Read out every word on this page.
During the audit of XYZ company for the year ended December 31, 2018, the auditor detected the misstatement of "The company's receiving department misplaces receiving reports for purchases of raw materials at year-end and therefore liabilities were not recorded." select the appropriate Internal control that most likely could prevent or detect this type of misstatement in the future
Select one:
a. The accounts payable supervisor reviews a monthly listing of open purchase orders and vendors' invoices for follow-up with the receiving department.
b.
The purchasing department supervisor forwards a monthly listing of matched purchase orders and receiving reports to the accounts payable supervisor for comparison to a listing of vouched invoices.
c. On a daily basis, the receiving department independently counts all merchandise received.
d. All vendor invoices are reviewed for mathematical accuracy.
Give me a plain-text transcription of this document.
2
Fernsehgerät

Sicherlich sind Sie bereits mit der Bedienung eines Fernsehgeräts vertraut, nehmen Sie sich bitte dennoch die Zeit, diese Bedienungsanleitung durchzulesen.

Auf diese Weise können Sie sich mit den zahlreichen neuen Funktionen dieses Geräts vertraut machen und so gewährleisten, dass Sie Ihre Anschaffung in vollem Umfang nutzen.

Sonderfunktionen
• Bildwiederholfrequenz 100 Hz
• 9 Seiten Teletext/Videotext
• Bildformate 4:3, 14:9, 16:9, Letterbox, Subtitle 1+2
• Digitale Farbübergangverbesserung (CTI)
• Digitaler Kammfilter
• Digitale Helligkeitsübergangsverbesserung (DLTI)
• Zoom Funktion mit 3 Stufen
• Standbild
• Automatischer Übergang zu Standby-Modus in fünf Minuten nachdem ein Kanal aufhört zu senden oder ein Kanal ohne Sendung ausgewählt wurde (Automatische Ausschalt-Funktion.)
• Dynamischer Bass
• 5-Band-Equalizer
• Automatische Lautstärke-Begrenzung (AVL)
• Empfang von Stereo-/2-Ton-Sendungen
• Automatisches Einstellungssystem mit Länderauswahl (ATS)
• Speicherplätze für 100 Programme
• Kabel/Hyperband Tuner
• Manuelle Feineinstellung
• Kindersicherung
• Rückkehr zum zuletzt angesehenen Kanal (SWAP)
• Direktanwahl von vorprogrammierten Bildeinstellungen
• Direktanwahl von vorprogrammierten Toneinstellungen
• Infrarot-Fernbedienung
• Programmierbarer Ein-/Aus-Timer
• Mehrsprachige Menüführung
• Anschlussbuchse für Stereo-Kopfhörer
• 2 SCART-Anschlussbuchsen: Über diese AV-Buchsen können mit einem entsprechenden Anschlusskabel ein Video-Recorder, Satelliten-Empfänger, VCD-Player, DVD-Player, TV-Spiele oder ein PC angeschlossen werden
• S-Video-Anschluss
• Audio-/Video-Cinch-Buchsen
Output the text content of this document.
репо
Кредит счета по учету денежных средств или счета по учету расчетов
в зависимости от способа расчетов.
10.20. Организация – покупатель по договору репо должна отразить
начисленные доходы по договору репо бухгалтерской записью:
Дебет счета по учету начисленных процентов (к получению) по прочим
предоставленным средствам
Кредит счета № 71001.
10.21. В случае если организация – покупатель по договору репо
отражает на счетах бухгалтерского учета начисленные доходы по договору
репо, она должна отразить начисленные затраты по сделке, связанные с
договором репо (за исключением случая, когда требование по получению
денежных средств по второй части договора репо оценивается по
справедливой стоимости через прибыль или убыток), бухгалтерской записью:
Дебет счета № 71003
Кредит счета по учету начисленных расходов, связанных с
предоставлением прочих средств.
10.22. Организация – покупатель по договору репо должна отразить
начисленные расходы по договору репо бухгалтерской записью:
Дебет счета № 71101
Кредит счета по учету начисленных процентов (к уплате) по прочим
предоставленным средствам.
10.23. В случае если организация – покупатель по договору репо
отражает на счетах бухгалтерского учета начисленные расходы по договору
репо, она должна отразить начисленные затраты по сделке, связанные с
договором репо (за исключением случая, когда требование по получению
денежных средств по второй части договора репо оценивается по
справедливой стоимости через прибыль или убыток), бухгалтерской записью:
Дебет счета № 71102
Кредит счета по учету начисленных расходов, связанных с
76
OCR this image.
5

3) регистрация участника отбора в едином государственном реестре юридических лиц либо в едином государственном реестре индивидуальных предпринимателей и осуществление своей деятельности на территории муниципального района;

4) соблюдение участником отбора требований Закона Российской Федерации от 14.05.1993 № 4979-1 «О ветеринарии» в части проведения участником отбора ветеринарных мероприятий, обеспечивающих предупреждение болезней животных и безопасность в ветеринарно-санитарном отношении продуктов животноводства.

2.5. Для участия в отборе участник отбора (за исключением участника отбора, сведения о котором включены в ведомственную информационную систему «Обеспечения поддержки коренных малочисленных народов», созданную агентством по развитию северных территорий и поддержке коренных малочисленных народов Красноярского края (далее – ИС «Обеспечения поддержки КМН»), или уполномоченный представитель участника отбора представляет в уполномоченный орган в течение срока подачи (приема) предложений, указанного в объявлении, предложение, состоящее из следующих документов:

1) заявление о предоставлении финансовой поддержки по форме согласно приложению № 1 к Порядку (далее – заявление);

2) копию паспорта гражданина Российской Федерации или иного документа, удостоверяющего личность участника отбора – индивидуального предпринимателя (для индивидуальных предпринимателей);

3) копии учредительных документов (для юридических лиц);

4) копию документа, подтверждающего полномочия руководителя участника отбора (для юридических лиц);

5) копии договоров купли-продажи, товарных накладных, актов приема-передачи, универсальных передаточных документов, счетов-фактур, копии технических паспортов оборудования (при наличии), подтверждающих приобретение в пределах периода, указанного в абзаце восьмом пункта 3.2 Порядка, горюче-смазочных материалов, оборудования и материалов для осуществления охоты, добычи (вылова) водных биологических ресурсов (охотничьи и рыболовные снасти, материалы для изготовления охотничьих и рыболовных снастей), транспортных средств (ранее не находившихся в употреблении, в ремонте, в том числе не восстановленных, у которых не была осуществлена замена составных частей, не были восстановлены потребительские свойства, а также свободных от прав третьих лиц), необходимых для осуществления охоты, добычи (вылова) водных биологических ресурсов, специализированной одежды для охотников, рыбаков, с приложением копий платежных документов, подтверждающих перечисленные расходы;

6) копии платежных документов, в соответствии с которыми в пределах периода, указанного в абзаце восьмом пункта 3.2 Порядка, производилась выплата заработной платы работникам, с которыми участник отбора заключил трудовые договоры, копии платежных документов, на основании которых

## SHORT EXERCISE
Using the listing above, retype each line exactly.

## COMPLETE RESPONSE
Read out every word on this page.
During the audit of XYZ company for the year ended December 31, 2018, the auditor detected the misstatement of "The company's receiving department misplaces receiving reports for purchases of raw materials at year-end and therefore liabilities were not recorded." select the appropriate Internal control that most likely could prevent or detect this type of misstatement in the future
Select one:
a. The accounts payable supervisor reviews a monthly listing of open purchase orders and vendors' invoices for follow-up with the receiving department.
b.
The purchasing department supervisor forwards a monthly listing of matched purchase orders and receiving reports to the accounts payable supervisor for comparison to a listing of vouched invoices.
c. On a daily basis, the receiving department independently counts all merchandise received.
d. All vendor invoices are reviewed for mathematical accuracy.
Give me a plain-text transcription of this document.
2
Fernsehgerät

Sicherlich sind Sie bereits mit der Bedienung eines Fernsehgeräts vertraut, nehmen Sie sich bitte dennoch die Zeit, diese Bedienungsanleitung durchzulesen.

Auf diese Weise können Sie sich mit den zahlreichen neuen Funktionen dieses Geräts vertraut machen und so gewährleisten, dass Sie Ihre Anschaffung in vollem Umfang nutzen.

Sonderfunktionen
• Bildwiederholfrequenz 100 Hz
• 9 Seiten Teletext/Videotext
• Bildformate 4:3, 14:9, 16:9, Letterbox, Subtitle 1+2
• Digitale Farbübergangverbesserung (CTI)
• Digitaler Kammfilter
• Digitale Helligkeitsübergangsverbesserung (DLTI)
• Zoom Funktion mit 3 Stufen
• Standbild
• Automatischer Übergang zu Standby-Modus in fünf Minuten nachdem ein Kanal aufhört zu senden oder ein Kanal ohne Sendung ausgewählt wurde (Automatische Ausschalt-Funktion.)
• Dynamischer Bass
• 5-Band-Equalizer
• Automatische Lautstärke-Begrenzung (AVL)
• Empfang von Stereo-/2-Ton-Sendungen
• Automatisches Einstellungssystem mit Länderauswahl (ATS)
• Speicherplätze für 100 Programme
• Kabel/Hyperband Tuner
• Manuelle Feineinstellung
• Kindersicherung
• Rückkehr zum zuletzt angesehenen Kanal (SWAP)
• Direktanwahl von vorprogrammierten Bildeinstellungen
• Direktanwahl von vorprogrammierten Toneinstellungen
• Infrarot-Fernbedienung
• Programmierbarer Ein-/Aus-Timer
• Mehrsprachige Menüführung
• Anschlussbuchse für Stereo-Kopfhörer
• 2 SCART-Anschlussbuchsen: Über diese AV-Buchsen können mit einem entsprechenden Anschlusskabel ein Video-Recorder, Satelliten-Empfänger, VCD-Player, DVD-Player, TV-Spiele oder ein PC angeschlossen werden
• S-Video-Anschluss
• Audio-/Video-Cinch-Buchsen
Output the text content of this document.
репо
Кредит счета по учету денежных средств или счета по учету расчетов
в зависимости от способа расчетов.
10.20. Организация – покупатель по договору репо должна отразить
начисленные доходы по договору репо бухгалтерской записью:
Дебет счета по учету начисленных процентов (к получению) по прочим
предоставленным средствам
Кредит счета № 71001.
10.21. В случае если организация – покупатель по договору репо
отражает на счетах бухгалтерского учета начисленные доходы по договору
репо, она должна отразить начисленные затраты по сделке, связанные с
договором репо (за исключением случая, когда требование по получению
денежных средств по второй части договора репо оценивается по
справедливой стоимости через прибыль или убыток), бухгалтерской записью:
Дебет счета № 71003
Кредит счета по учету начисленных расходов, связанных с
предоставлением прочих средств.
10.22. Организация – покупатель по договору репо должна отразить
начисленные расходы по договору репо бухгалтерской записью:
Дебет счета № 71101
Кредит счета по учету начисленных процентов (к уплате) по прочим
предоставленным средствам.
10.23. В случае если организация – покупатель по договору репо
отражает на счетах бухгалтерского учета начисленные расходы по договору
репо, она должна отразить начисленные затраты по сделке, связанные с
договором репо (за исключением случая, когда требование по получению
денежных средств по второй части договора репо оценивается по
справедливой стоимости через прибыль или убыток), бухгалтерской записью:
Дебет счета № 71102
Кредит счета по учету начисленных расходов, связанных с
76
OCR this image.
5

3) регистрация участника отбора в едином государственном реестре юридических лиц либо в едином государственном реестре индивидуальных предпринимателей и осуществление своей деятельности на территории муниципального района;

4) соблюдение участником отбора требований Закона Российской Федерации от 14.05.1993 № 4979-1 «О ветеринарии» в части проведения участником отбора ветеринарных мероприятий, обеспечивающих предупреждение болезней животных и безопасность в ветеринарно-санитарном отношении продуктов животноводства.

2.5. Для участия в отборе участник отбора (за исключением участника отбора, сведения о котором включены в ведомственную информационную систему «Обеспечения поддержки коренных малочисленных народов», созданную агентством по развитию северных территорий и поддержке коренных малочисленных народов Красноярского края (далее – ИС «Обеспечения поддержки КМН»), или уполномоченный представитель участника отбора представляет в уполномоченный орган в течение срока подачи (приема) предложений, указанного в объявлении, предложение, состоящее из следующих документов:

1) заявление о предоставлении финансовой поддержки по форме согласно приложению № 1 к Порядку (далее – заявление);

2) копию паспорта гражданина Российской Федерации или иного документа, удостоверяющего личность участника отбора – индивидуального предпринимателя (для индивидуальных предпринимателей);

3) копии учредительных документов (для юридических лиц);

4) копию документа, подтверждающего полномочия руководителя участника отбора (для юридических лиц);

5) копии договоров купли-продажи, товарных накладных, актов приема-передачи, универсальных передаточных документов, счетов-фактур, копии технических паспортов оборудования (при наличии), подтверждающих приобретение в пределах периода, указанного в абзаце восьмом пункта 3.2 Порядка, горюче-смазочных материалов, оборудования и материалов для осуществления охоты, добычи (вылова) водных биологических ресурсов (охотничьи и рыболовные снасти, материалы для изготовления охотничьих и рыболовных снастей), транспортных средств (ранее не находившихся в употреблении, в ремонте, в том числе не восстановленных, у которых не была осуществлена замена составных частей, не были восстановлены потребительские свойства, а также свободных от прав третьих лиц), необходимых для осуществления охоты, добычи (вылова) водных биологических ресурсов, специализированной одежды для охотников, рыбаков, с приложением копий платежных документов, подтверждающих перечисленные расходы;

6) копии платежных документов, в соответствии с которыми в пределах периода, указанного в абзаце восьмом пункта 3.2 Порядка, производилась выплата заработной платы работникам, с которыми участник отбора заключил трудовые договоры, копии платежных документов, на основании которых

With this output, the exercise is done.